-------- Data rows --------

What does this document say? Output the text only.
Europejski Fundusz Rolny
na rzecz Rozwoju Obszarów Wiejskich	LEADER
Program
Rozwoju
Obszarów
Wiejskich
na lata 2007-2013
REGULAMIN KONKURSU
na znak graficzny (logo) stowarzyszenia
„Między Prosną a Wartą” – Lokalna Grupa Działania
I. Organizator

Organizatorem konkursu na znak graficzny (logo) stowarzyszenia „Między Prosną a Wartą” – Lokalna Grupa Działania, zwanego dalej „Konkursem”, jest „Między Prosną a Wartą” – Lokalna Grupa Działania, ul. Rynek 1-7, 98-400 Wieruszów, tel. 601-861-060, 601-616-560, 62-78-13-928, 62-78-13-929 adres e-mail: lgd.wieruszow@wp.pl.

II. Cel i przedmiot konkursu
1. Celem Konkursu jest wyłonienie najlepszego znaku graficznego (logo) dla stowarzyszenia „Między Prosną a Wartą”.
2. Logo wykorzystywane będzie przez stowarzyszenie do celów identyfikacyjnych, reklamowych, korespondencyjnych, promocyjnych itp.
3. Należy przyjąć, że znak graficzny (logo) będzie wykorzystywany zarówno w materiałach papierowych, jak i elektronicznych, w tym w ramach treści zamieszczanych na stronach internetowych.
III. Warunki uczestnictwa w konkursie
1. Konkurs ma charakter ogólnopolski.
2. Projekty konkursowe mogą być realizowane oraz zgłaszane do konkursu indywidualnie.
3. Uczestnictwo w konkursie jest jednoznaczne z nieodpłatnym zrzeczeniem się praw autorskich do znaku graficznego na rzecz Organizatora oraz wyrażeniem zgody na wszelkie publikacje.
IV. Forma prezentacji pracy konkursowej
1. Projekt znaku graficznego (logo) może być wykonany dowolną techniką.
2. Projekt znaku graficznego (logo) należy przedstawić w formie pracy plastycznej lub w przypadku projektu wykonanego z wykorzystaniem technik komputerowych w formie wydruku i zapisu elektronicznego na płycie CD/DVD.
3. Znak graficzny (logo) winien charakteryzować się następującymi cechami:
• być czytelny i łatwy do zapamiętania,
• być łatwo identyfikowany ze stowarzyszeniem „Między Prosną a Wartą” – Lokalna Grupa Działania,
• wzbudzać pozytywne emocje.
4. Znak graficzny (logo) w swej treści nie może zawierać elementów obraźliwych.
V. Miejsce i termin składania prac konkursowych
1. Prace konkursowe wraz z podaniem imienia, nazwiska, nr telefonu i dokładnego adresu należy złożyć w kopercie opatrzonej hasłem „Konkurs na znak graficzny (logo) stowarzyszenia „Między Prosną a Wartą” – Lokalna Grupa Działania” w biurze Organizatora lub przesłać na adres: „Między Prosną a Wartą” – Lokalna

--------

### Task description
Using the listing above, reproduce each line without omission.

### Answer for this exercise
What does this document say? Output the text only.
Europejski Fundusz Rolny
na rzecz Rozwoju Obszarów Wiejskich	LEADER
Program
Rozwoju
Obszarów
Wiejskich
na lata 2007-2013
REGULAMIN KONKURSU
na znak graficzny (logo) stowarzyszenia
„Między Prosną a Wartą” – Lokalna Grupa Działania
I. Organizator

Organizatorem konkursu na znak graficzny (logo) stowarzyszenia „Między Prosną a Wartą” – Lokalna Grupa Działania, zwanego dalej „Konkursem”, jest „Między Prosną a Wartą” – Lokalna Grupa Działania, ul. Rynek 1-7, 98-400 Wieruszów, tel. 601-861-060, 601-616-560, 62-78-13-928, 62-78-13-929 adres e-mail: lgd.wieruszow@wp.pl.

II. Cel i przedmiot konkursu
1. Celem Konkursu jest wyłonienie najlepszego znaku graficznego (logo) dla stowarzyszenia „Między Prosną a Wartą”.
2. Logo wykorzystywane będzie przez stowarzyszenie do celów identyfikacyjnych, reklamowych, korespondencyjnych, promocyjnych itp.
3. Należy przyjąć, że znak graficzny (logo) będzie wykorzystywany zarówno w materiałach papierowych, jak i elektronicznych, w tym w ramach treści zamieszczanych na stronach internetowych.
III. Warunki uczestnictwa w konkursie
1. Konkurs ma charakter ogólnopolski.
2. Projekty konkursowe mogą być realizowane oraz zgłaszane do konkursu indywidualnie.
3. Uczestnictwo w konkursie jest jednoznaczne z nieodpłatnym zrzeczeniem się praw autorskich do znaku graficznego na rzecz Organizatora oraz wyrażeniem zgody na wszelkie publikacje.
IV. Forma prezentacji pracy konkursowej
1. Projekt znaku graficznego (logo) może być wykonany dowolną techniką.
2. Projekt znaku graficznego (logo) należy przedstawić w formie pracy plastycznej lub w przypadku projektu wykonanego z wykorzystaniem technik komputerowych w formie wydruku i zapisu elektronicznego na płycie CD/DVD.
3. Znak graficzny (logo) winien charakteryzować się następującymi cechami:
• być czytelny i łatwy do zapamiętania,
• być łatwo identyfikowany ze stowarzyszeniem „Między Prosną a Wartą” – Lokalna Grupa Działania,
• wzbudzać pozytywne emocje.
4. Znak graficzny (logo) w swej treści nie może zawierać elementów obraźliwych.
V. Miejsce i termin składania prac konkursowych
1. Prace konkursowe wraz z podaniem imienia, nazwiska, nr telefonu i dokładnego adresu należy złożyć w kopercie opatrzonej hasłem „Konkurs na znak graficzny (logo) stowarzyszenia „Między Prosną a Wartą” – Lokalna Grupa Działania” w biurze Organizatora lub przesłać na adres: „Między Prosną a Wartą” – Lokalna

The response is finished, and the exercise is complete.